* **Problem**
Skip the pictures. Transcribe the rest of the data below without changing a word.

====== Data for review

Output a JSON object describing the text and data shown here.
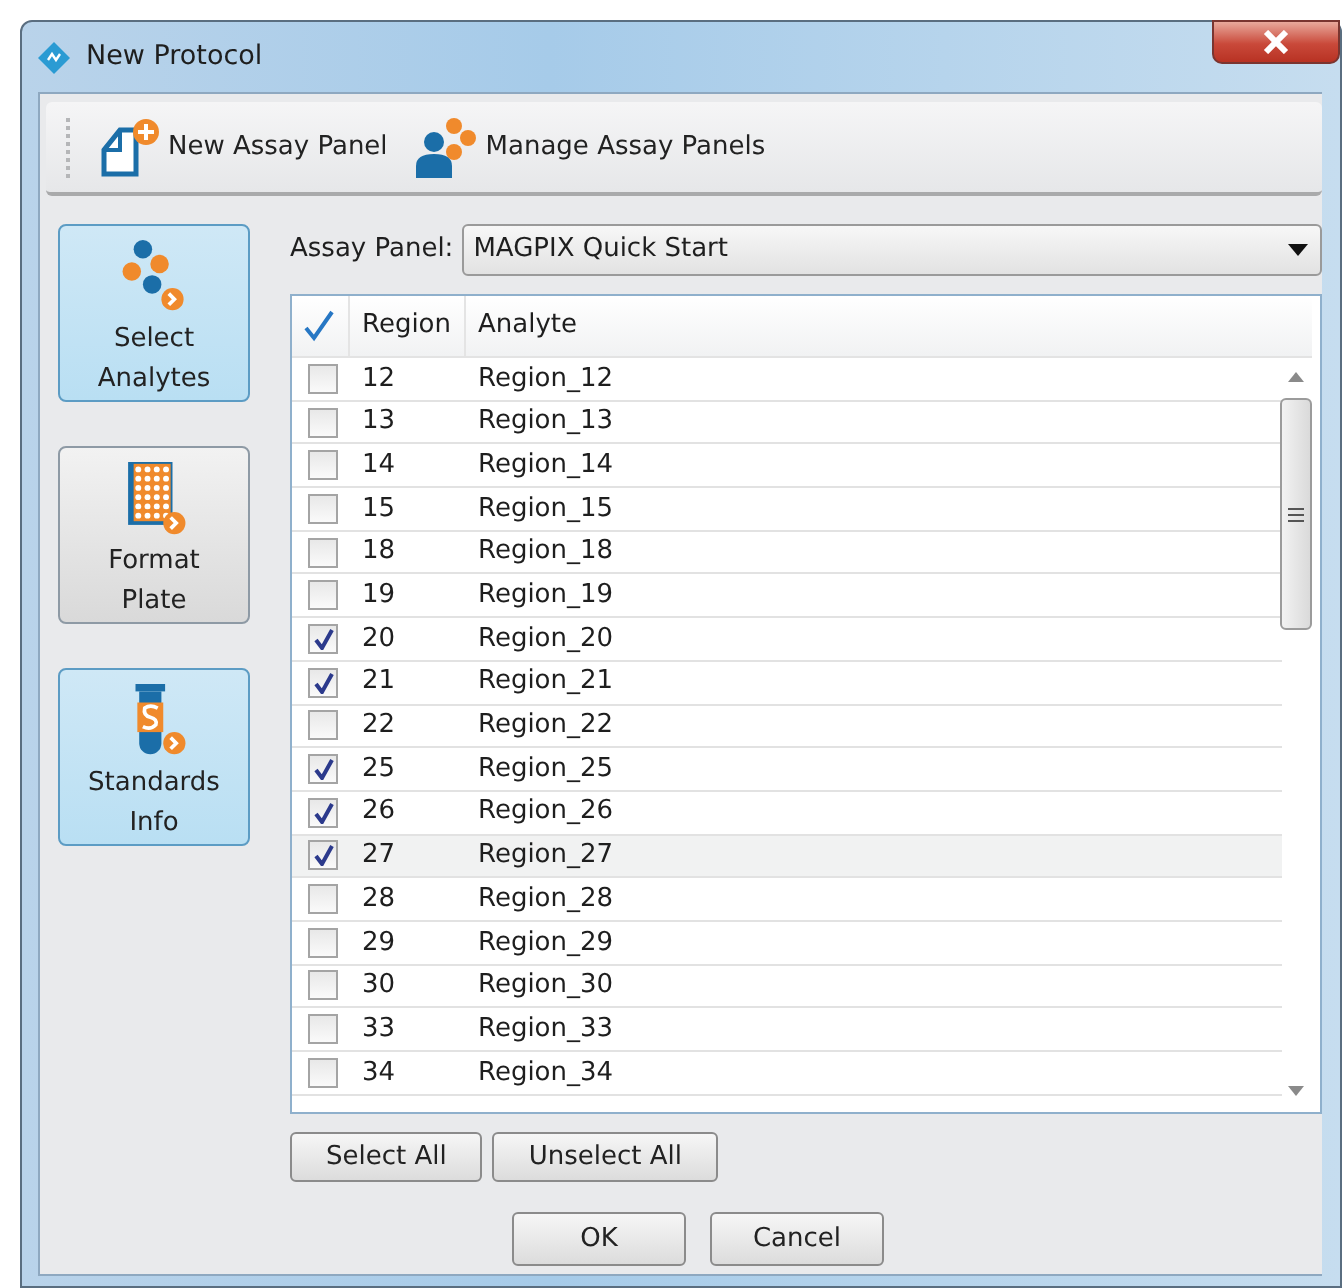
{
  "window": {
    "title": "New Protocol"
  },
  "toolbar": [
    {
      "label": "New Assay Panel",
      "kind": "new"
    },
    {
      "label": "Manage Assay Panels",
      "kind": "manage"
    }
  ],
  "sidebar": {
    "items": [
      {
        "label": "Select Analytes",
        "kind": "analytes",
        "selected": true
      },
      {
        "label": "Format Plate",
        "kind": "plate",
        "selected": false
      },
      {
        "label": "Standards Info",
        "kind": "standards",
        "selected": true
      }
    ]
  },
  "assay_panel": {
    "label": "Assay Panel:",
    "value": "MAGPIX Quick Start"
  },
  "table": {
    "columns": [
      "Region",
      "Analyte"
    ],
    "rows": [
      {
        "region": "12",
        "analyte": "Region_12",
        "checked": false,
        "selected": false
      },
      {
        "region": "13",
        "analyte": "Region_13",
        "checked": false,
        "selected": false
      },
      {
        "region": "14",
        "analyte": "Region_14",
        "checked": false,
        "selected": false
      },
      {
        "region": "15",
        "analyte": "Region_15",
        "checked": false,
        "selected": false
      },
      {
        "region": "18",
        "analyte": "Region_18",
        "checked": false,
        "selected": false
      },
      {
        "region": "19",
        "analyte": "Region_19",
        "checked": false,
        "selected": false
      },
      {
        "region": "20",
        "analyte": "Region_20",
        "checked": true,
        "selected": false
      },
      {
        "region": "21",
        "analyte": "Region_21",
        "checked": true,
        "selected": false
      },
      {
        "region": "22",
        "analyte": "Region_22",
        "checked": false,
        "selected": false
      },
      {
        "region": "25",
        "analyte": "Region_25",
        "checked": true,
        "selected": false
      },
      {
        "region": "26",
        "analyte": "Region_26",
        "checked": true,
        "selected": false
      },
      {
        "region": "27",
        "analyte": "Region_27",
        "checked": true,
        "selected": true
      },
      {
        "region": "28",
        "analyte": "Region_28",
        "checked": false,
        "selected": false
      },
      {
        "region": "29",
        "analyte": "Region_29",
        "checked": false,
        "selected": false
      },
      {
        "region": "30",
        "analyte": "Region_30",
        "checked": false,
        "selected": false
      },
      {
        "region": "33",
        "analyte": "Region_33",
        "checked": false,
        "selected": false
      },
      {
        "region": "34",
        "analyte": "Region_34",
        "checked": false,
        "selected": false
      }
    ]
  },
  "table_buttons": [
    "Select All",
    "Unselect All"
  ],
  "buttons": [
    "OK",
    "Cancel"
  ]
}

============

* **Task output**
Output a JSON object describing the text and data shown here.
{
  "window": {
    "title": "New Protocol"
  },
  "toolbar": [
    {
      "label": "New Assay Panel",
      "kind": "new"
    },
    {
      "label": "Manage Assay Panels",
      "kind": "manage"
    }
  ],
  "sidebar": {
    "items": [
      {
        "label": "Select Analytes",
        "kind": "analytes",
        "selected": true
      },
      {
        "label": "Format Plate",
        "kind": "plate",
        "selected": false
      },
      {
        "label": "Standards Info",
        "kind": "standards",
        "selected": true
      }
    ]
  },
  "assay_panel": {
    "label": "Assay Panel:",
    "value": "MAGPIX Quick Start"
  },
  "table": {
    "columns": [
      "Region",
      "Analyte"
    ],
    "rows": [
      {
        "region": "12",
        "analyte": "Region_12",
        "checked": false,
        "selected": false
      },
      {
        "region": "13",
        "analyte": "Region_13",
        "checked": false,
        "selected": false
      },
      {
        "region": "14",
        "analyte": "Region_14",
        "checked": false,
        "selected": false
      },
      {
        "region": "15",
        "analyte": "Region_15",
        "checked": false,
        "selected": false
      },
      {
        "region": "18",
        "analyte": "Region_18",
        "checked": false,
        "selected": false
      },
      {
        "region": "19",
        "analyte": "Region_19",
        "checked": false,
        "selected": false
      },
      {
        "region": "20",
        "analyte": "Region_20",
        "checked": true,
        "selected": false
      },
      {
        "region": "21",
        "analyte": "Region_21",
        "checked": true,
        "selected": false
      },
      {
        "region": "22",
        "analyte": "Region_22",
        "checked": false,
        "selected": false
      },
      {
        "region": "25",
        "analyte": "Region_25",
        "checked": true,
        "selected": false
      },
      {
        "region": "26",
        "analyte": "Region_26",
        "checked": true,
        "selected": false
      },
      {
        "region": "27",
        "analyte": "Region_27",
        "checked": true,
        "selected": true
      },
      {
        "region": "28",
        "analyte": "Region_28",
        "checked": false,
        "selected": false
      },
      {
        "region": "29",
        "analyte": "Region_29",
        "checked": false,
        "selected": false
      },
      {
        "region": "30",
        "analyte": "Region_30",
        "checked": false,
        "selected": false
      },
      {
        "region": "33",
        "analyte": "Region_33",
        "checked": false,
        "selected": false
      },
      {
        "region": "34",
        "analyte": "Region_34",
        "checked": false,
        "selected": false
      }
    ]
  },
  "table_buttons": [
    "Select All",
    "Unselect All"
  ],
  "buttons": [
    "OK",
    "Cancel"
  ]
}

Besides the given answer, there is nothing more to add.